Instructions for the task: Which lines in the material below contain the word "name"? Copy each of them.

Material:
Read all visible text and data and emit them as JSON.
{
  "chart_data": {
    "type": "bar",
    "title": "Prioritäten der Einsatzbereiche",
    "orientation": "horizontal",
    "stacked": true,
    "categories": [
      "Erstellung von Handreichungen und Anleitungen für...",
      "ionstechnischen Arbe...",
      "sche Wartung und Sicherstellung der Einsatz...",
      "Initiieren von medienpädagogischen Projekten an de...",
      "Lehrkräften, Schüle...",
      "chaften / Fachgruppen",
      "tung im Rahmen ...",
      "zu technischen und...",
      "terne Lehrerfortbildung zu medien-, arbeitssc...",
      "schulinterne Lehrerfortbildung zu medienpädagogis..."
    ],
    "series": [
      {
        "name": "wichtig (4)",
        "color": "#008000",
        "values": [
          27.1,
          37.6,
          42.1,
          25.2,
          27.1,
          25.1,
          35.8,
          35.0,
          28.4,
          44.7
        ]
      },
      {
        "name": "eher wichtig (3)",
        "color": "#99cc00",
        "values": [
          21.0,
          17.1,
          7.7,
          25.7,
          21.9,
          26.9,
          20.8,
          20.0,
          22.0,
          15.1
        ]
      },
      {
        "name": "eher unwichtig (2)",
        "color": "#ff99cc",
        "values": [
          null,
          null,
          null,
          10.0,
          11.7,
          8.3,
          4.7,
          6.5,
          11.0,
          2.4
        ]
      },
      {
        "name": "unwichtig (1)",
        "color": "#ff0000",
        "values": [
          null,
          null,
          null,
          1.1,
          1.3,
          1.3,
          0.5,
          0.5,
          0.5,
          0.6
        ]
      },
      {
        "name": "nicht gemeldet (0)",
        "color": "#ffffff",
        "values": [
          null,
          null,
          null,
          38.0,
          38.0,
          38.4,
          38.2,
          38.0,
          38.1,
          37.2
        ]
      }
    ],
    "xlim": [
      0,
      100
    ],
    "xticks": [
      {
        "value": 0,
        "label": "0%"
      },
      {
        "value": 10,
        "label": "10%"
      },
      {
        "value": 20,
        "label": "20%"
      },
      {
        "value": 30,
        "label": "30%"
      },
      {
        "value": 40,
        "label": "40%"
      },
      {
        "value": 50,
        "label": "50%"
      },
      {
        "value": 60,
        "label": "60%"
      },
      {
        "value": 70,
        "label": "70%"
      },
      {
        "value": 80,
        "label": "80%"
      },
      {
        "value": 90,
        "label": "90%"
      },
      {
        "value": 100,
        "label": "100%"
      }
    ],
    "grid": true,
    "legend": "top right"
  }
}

Worked answer:
        "name": "wichtig (4)",
        "name": "eher wichtig (3)",
        "name": "eher unwichtig (2)",
        "name": "unwichtig (1)",
        "name": "nicht gemeldet (0)",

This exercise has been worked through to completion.